Excerpts from a figure dataset:

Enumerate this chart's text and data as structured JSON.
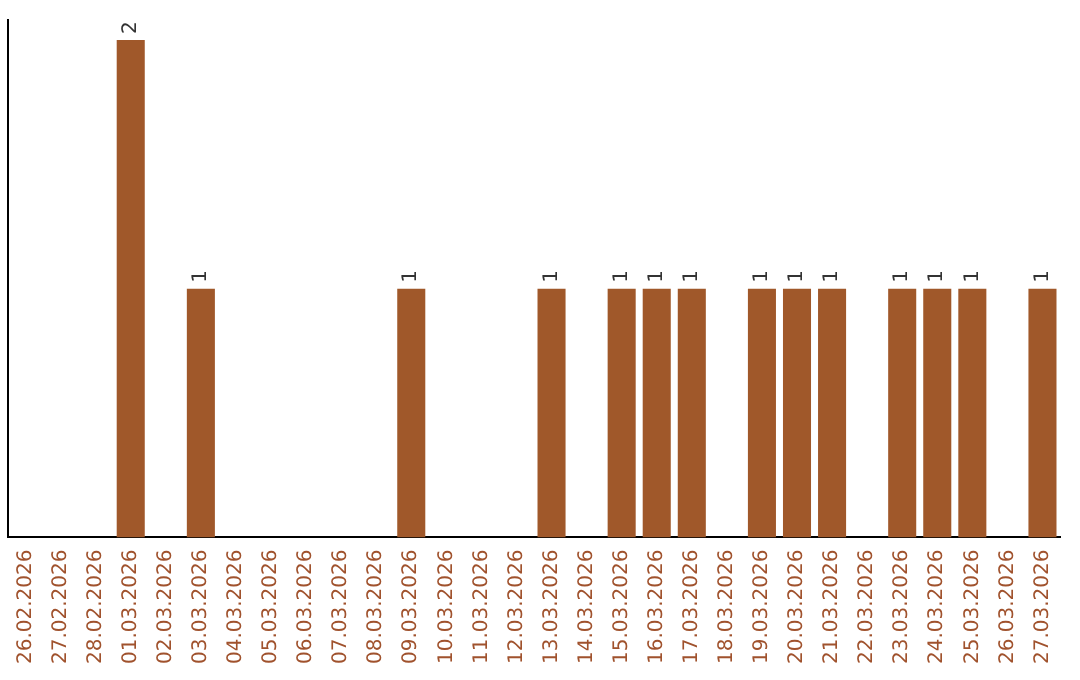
{
  "chart_data": {
    "type": "bar",
    "categories": [
      "26.02.2026",
      "27.02.2026",
      "28.02.2026",
      "01.03.2026",
      "02.03.2026",
      "03.03.2026",
      "04.03.2026",
      "05.03.2026",
      "06.03.2026",
      "07.03.2026",
      "08.03.2026",
      "09.03.2026",
      "10.03.2026",
      "11.03.2026",
      "12.03.2026",
      "13.03.2026",
      "14.03.2026",
      "15.03.2026",
      "16.03.2026",
      "17.03.2026",
      "18.03.2026",
      "19.03.2026",
      "20.03.2026",
      "21.03.2026",
      "22.03.2026",
      "23.03.2026",
      "24.03.2026",
      "25.03.2026",
      "26.03.2026",
      "27.03.2026"
    ],
    "values": [
      0,
      0,
      0,
      2,
      0,
      1,
      0,
      0,
      0,
      0,
      0,
      1,
      0,
      0,
      0,
      1,
      0,
      1,
      1,
      1,
      0,
      1,
      1,
      1,
      0,
      1,
      1,
      1,
      0,
      1
    ],
    "value_labels": [
      null,
      null,
      null,
      "2",
      null,
      "1",
      null,
      null,
      null,
      null,
      null,
      "1",
      null,
      null,
      null,
      "1",
      null,
      "1",
      "1",
      "1",
      null,
      "1",
      "1",
      "1",
      null,
      "1",
      "1",
      "1",
      null,
      "1"
    ],
    "color": "#a0582a",
    "ylim": [
      0,
      2.08
    ],
    "tick_labels": "x",
    "grid": false,
    "legend": false
  }
}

◆ Work to complete
Reproduce the records above exactly, leaving out every picture they contain.

◆ In response
Enumerate this chart's text and data as structured JSON.
{
  "chart_data": {
    "type": "bar",
    "categories": [
      "26.02.2026",
      "27.02.2026",
      "28.02.2026",
      "01.03.2026",
      "02.03.2026",
      "03.03.2026",
      "04.03.2026",
      "05.03.2026",
      "06.03.2026",
      "07.03.2026",
      "08.03.2026",
      "09.03.2026",
      "10.03.2026",
      "11.03.2026",
      "12.03.2026",
      "13.03.2026",
      "14.03.2026",
      "15.03.2026",
      "16.03.2026",
      "17.03.2026",
      "18.03.2026",
      "19.03.2026",
      "20.03.2026",
      "21.03.2026",
      "22.03.2026",
      "23.03.2026",
      "24.03.2026",
      "25.03.2026",
      "26.03.2026",
      "27.03.2026"
    ],
    "values": [
      0,
      0,
      0,
      2,
      0,
      1,
      0,
      0,
      0,
      0,
      0,
      1,
      0,
      0,
      0,
      1,
      0,
      1,
      1,
      1,
      0,
      1,
      1,
      1,
      0,
      1,
      1,
      1,
      0,
      1
    ],
    "value_labels": [
      null,
      null,
      null,
      "2",
      null,
      "1",
      null,
      null,
      null,
      null,
      null,
      "1",
      null,
      null,
      null,
      "1",
      null,
      "1",
      "1",
      "1",
      null,
      "1",
      "1",
      "1",
      null,
      "1",
      "1",
      "1",
      null,
      "1"
    ],
    "color": "#a0582a",
    "ylim": [
      0,
      2.08
    ],
    "tick_labels": "x",
    "grid": false,
    "legend": false
  }
}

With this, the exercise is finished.